> Kutipan Dokumen
'''

Gajah yang selalu menjadi lambang dari sesuatu yang besar dan
kuat, kini terancam punah. Ikuti wawancara Nuim Khaiyath bersama Fikri Pohan,
seorang pawang gajah di Flying Squad WWF Taman Nasional Tesso Nilo, Riau soal
seluk beluk kehidupan gajah.
Organisasi
perlindungan lingkungan hidup dan marga satwa, World Wildlife Fund (WWF)
memperingatkan bahwa populasi gajah Sumatera akan punah dalam waktu 30 tahun
bila habitat alamiahnya tidak diselamatkan dari penjarahan manusia.
Apabila area habitat
gajah liar terus direbut oleh manusia, maka makhluk yang pernah digunakan oleh
Hannibal, sekitar tahun 200-an sebelum Masehi untuk menggasak Roma ini hanyalah
akan menjadi nama dan kenangan belaka.
Kini, WWF telah
membentuk satuan tugas (satgas) khusus bernama Flying Squad WWF untuk Taman
Nasional Tesso Nilo, Riau. Tujuan satgas khusus adalah untuk mengasuh gajah
dalam konservasi. Salah seorang pawang gajah adalah Fikri Pohan.

'''

> Catatan Hasil Ekstraksi
'''

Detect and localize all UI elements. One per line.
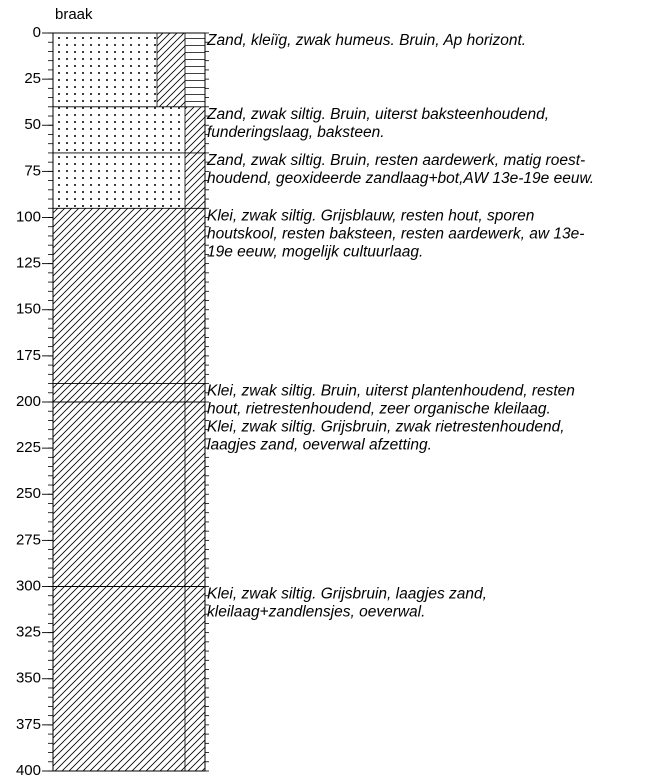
layer-fill [185, 402, 205, 587]
layer [53, 152, 205, 209]
layer-fill [53, 383, 185, 402]
layer-description: funderingslaag, baksteen. [207, 124, 385, 141]
depth-axis: 0 25 50 75 100 125 150 175 200 225 250 275 300 325 350… [16, 24, 209, 779]
layer [53, 586, 205, 771]
layer-description: 19e eeuw, mogelijk cultuurlaag. [207, 243, 423, 260]
layer-description: hout, rietrestenhoudend, zeer organische… [207, 401, 551, 418]
layer-fill [53, 33, 157, 107]
layers [52, 32, 206, 772]
layer-fill [53, 586, 185, 771]
layer-description: Zand, zwak siltig. Bruin, resten aardewe… [206, 152, 585, 169]
depth-label: 250 [16, 485, 41, 502]
depth-label: 400 [16, 762, 41, 779]
layer-fill [53, 106, 185, 153]
layer-fill [185, 586, 205, 771]
depth-label: 50 [24, 116, 41, 133]
layer-description: Klei, zwak siltig. Grijsbruin, zwak riet… [207, 419, 565, 436]
layer-description: Zand, zwak siltig. Bruin, uiterst bakste… [206, 106, 549, 123]
layer [53, 401, 205, 587]
depth-label: 25 [24, 70, 41, 87]
depth-label: 175 [16, 347, 41, 364]
depth-label: 275 [16, 531, 41, 548]
descriptions: Zand, kleiïg, zwak humeus. Bruin, Ap hor… [206, 32, 594, 621]
layer-fill [185, 106, 205, 153]
layer-fill [53, 402, 185, 587]
layer-fill [185, 383, 205, 402]
layer-fill [53, 208, 185, 384]
layer-fill [185, 208, 205, 384]
depth-label: 300 [16, 577, 41, 594]
layer-description: houdend, geoxideerde zandlaag+bot,AW 13e… [207, 170, 594, 187]
layer-description: Klei, zwak siltig. Bruin, uiterst plante… [207, 383, 575, 400]
depth-label: 75 [24, 162, 41, 179]
layer-description: Zand, kleiïg, zwak humeus. Bruin, Ap hor… [206, 32, 526, 49]
layer-fill [53, 152, 185, 209]
depth-label: 200 [16, 393, 41, 410]
layer-description: laagjes zand, oeverwal afzetting. [207, 437, 432, 454]
layer-description: Klei, zwak siltig. Grijsbruin, laagjes z… [207, 586, 487, 603]
log-title: braak [55, 6, 93, 23]
depth-label: 150 [16, 301, 41, 318]
depth-label: 325 [16, 624, 41, 641]
layer-description: houtskool, resten baksteen, resten aarde… [207, 225, 584, 242]
layer [53, 383, 205, 402]
depth-label: 375 [16, 716, 41, 733]
depth-label: 125 [16, 255, 41, 272]
layer-description: kleilaag+zandlensjes, oeverwal. [207, 604, 425, 621]
layer-fill [185, 33, 205, 107]
depth-label: 225 [16, 439, 41, 456]
depth-label: 0 [33, 24, 41, 41]
layer [53, 106, 205, 153]
depth-label: 100 [16, 208, 41, 225]
depth-label: 350 [16, 670, 41, 687]
layer-fill [185, 152, 205, 209]
layer-fill [157, 33, 185, 107]
layer [53, 207, 205, 384]
layer-description: Klei, zwak siltig. Grijsblauw, resten ho… [207, 207, 534, 224]
layer [53, 32, 205, 107]
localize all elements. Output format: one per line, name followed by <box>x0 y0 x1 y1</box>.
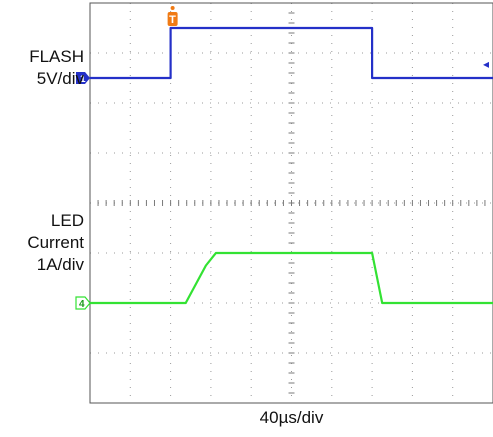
channel-marker-text: 4 <box>79 299 85 310</box>
led-current-label: LED Current 1A/div <box>0 210 84 276</box>
traces <box>90 28 493 303</box>
time-scale-label: 40µs/div <box>90 408 493 428</box>
trigger-marker-dot <box>171 6 175 10</box>
flash-scale-label: 5V/div <box>0 68 84 90</box>
trace-led-current <box>90 253 493 303</box>
led-channel-name-line1: LED <box>0 210 84 232</box>
grid <box>90 3 493 403</box>
trigger-marker: T <box>168 6 178 26</box>
channel-marker-4: 4 <box>76 297 90 310</box>
flash-channel-name: FLASH <box>0 46 84 68</box>
trigger-marker-text: T <box>169 14 176 26</box>
led-channel-name-line2: Current <box>0 232 84 254</box>
right-edge-marker: ◂ <box>483 57 489 71</box>
led-scale-label: 1A/div <box>0 254 84 276</box>
flash-label: FLASH 5V/div <box>0 46 84 90</box>
markers: 14T◂ <box>76 6 489 310</box>
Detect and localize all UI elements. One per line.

'''

> Tugas yang Dikerjakan
1. Jawablah pertanyaan berikut berdasarkan teks tentang gajah:
(a) Dalam berapa tahun populasi gajah Sumatera akan punah menurut WWF bila habitat alamiahnya tidak diselamatkan?
(b) Siapa yang pernah menggunakan gajah sekitar tahun 200-an sebelum Masehi untuk menggasak Roma?
(c) Apa nama satuan tugas khusus yang dibentuk WWF untuk Taman Nasional Tesso Nilo, Riau?
2. Susunlah sebagai daftar bernomor baris-baris dalam daftar, mulai dari baris yang memuat "channel-marker-text: 4 <box>79" sampai dengan baris yang memuat "grid <box>90 3 493 403</box>", tanpa baris kosong.

> Jawaban yang Diberikan
1.
(a) Dalam waktu 30 tahun.
(b) Hannibal.
(c) Flying Squad WWF.

2.
1. channel-marker-text: 4 <box>79 299 85 310</box>
2. led-current-label: LED Current 1A/div <box>0 210 84 276</box>
3. traces <box>90 28 493 303</box>
4. time-scale-label: 40µs/div <box>90 408 493 428</box>
5. trigger-marker-dot <box>171 6 175 10</box>
6. flash-scale-label: 5V/div <box>0 68 84 90</box>
7. trace-led-current <box>90 253 493 303</box>
8. led-channel-name-line1: LED <box>0 210 84 232</box>
9. grid <box>90 3 493 403</box>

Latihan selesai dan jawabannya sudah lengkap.